# [Brief]
Go through the records below line by line. Count the lines with "meter" and give the count alone.
---------- Input data ----------
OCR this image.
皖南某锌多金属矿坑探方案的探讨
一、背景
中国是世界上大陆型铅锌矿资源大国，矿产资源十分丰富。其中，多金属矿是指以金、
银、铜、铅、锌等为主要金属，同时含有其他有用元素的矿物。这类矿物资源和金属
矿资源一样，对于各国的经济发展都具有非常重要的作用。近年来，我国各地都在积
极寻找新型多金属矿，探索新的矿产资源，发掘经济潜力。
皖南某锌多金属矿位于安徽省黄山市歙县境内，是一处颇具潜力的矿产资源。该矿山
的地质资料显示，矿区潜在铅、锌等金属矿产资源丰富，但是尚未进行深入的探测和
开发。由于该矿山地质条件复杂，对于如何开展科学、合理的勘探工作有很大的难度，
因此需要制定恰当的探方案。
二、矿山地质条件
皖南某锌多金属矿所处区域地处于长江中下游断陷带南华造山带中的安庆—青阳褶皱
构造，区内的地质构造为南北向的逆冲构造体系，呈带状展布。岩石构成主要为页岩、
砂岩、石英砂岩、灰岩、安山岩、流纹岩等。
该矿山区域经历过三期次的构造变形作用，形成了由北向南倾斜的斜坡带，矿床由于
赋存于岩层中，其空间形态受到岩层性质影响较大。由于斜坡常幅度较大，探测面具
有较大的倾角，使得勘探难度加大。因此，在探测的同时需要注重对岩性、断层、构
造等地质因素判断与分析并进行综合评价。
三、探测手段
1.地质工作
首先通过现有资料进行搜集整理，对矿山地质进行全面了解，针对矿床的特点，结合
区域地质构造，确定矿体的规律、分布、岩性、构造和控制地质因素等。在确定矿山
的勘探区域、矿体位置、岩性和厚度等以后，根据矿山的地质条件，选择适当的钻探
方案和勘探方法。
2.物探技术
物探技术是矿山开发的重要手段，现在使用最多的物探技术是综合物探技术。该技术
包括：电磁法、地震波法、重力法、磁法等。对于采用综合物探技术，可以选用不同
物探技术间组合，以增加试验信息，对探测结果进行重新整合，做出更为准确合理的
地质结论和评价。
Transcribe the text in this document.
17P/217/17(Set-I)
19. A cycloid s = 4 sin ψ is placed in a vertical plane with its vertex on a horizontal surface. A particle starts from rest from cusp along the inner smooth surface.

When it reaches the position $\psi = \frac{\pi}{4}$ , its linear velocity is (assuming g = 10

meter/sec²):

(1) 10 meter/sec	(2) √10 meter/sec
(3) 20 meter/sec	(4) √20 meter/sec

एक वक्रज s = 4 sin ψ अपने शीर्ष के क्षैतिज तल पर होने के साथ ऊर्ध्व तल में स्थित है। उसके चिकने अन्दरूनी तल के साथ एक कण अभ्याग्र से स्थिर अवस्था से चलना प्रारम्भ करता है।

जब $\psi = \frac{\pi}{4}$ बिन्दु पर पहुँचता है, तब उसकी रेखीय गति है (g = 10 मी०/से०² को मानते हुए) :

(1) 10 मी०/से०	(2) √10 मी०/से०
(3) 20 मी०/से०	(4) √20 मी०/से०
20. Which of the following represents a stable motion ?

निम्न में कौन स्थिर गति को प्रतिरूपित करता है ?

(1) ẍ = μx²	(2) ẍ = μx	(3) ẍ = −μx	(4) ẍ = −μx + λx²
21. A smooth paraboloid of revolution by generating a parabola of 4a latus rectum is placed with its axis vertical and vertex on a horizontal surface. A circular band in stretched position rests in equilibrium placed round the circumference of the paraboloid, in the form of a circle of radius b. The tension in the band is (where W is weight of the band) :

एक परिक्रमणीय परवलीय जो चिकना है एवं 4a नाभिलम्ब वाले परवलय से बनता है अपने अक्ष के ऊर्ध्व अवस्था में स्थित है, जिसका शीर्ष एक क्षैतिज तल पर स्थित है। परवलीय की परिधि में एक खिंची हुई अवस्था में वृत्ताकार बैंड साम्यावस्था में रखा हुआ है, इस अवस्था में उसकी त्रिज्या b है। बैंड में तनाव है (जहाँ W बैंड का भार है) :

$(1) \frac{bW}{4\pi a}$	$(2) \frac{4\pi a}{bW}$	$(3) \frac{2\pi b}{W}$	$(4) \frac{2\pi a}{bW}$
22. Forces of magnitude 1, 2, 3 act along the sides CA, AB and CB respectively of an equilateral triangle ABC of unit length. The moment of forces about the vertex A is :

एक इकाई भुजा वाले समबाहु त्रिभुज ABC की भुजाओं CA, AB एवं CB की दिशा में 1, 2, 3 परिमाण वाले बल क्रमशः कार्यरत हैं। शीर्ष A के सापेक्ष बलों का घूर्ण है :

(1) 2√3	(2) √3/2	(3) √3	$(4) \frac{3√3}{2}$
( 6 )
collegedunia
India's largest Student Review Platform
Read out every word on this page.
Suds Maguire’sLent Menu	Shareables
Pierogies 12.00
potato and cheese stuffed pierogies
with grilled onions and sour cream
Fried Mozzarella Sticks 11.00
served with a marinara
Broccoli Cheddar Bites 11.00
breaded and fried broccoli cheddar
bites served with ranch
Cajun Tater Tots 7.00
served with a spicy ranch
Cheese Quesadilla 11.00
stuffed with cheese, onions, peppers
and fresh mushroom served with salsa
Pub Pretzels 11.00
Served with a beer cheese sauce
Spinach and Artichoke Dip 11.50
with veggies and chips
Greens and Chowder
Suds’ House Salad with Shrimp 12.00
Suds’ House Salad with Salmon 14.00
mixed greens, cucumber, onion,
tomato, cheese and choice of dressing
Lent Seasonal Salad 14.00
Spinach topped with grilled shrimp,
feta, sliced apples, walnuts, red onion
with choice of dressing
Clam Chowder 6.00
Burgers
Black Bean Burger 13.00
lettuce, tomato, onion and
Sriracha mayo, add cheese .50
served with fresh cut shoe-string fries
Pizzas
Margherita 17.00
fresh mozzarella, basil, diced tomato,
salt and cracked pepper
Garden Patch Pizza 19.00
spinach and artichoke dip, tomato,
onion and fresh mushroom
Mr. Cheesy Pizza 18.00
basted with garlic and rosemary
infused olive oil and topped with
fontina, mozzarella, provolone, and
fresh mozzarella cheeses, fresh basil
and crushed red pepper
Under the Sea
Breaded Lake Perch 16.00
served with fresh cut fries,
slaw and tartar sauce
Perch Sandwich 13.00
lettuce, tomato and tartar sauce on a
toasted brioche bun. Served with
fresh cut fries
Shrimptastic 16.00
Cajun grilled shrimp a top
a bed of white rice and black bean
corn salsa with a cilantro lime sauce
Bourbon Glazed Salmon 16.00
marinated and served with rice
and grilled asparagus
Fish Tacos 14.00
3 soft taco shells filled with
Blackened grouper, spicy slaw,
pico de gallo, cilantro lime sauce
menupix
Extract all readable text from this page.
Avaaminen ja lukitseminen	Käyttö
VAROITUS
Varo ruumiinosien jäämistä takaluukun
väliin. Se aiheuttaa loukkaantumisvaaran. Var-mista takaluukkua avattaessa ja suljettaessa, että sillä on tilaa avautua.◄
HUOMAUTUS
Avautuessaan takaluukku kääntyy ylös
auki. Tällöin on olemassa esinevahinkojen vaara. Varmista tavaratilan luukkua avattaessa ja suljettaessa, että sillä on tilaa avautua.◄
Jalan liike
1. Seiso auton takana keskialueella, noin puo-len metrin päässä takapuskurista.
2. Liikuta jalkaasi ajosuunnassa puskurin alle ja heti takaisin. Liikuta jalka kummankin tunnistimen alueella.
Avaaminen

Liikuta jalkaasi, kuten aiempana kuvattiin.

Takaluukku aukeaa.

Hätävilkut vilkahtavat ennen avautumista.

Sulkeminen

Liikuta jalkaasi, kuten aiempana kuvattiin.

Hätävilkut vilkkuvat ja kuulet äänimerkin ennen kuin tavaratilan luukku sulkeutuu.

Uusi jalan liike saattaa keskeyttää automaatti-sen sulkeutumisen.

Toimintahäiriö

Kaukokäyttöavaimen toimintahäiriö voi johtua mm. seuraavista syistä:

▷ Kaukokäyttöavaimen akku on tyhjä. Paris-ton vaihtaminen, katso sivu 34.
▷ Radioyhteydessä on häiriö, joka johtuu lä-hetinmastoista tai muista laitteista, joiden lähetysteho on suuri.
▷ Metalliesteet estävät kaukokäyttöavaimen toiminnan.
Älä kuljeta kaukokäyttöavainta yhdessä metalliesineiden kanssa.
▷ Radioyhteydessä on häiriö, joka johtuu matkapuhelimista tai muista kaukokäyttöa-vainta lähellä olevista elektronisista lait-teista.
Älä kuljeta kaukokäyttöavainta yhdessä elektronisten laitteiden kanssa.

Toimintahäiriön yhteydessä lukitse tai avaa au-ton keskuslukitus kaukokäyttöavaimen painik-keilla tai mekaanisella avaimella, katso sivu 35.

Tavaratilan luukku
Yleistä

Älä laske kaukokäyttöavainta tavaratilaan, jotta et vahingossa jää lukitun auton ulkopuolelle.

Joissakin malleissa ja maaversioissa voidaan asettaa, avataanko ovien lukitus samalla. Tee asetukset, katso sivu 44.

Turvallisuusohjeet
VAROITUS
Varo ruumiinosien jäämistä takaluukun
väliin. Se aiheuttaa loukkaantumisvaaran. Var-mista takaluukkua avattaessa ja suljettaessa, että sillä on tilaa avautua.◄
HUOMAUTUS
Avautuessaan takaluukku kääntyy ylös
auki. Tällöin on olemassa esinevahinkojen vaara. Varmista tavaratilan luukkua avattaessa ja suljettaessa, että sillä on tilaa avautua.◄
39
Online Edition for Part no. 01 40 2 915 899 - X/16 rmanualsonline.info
----------
# [Answer to this exercise]
3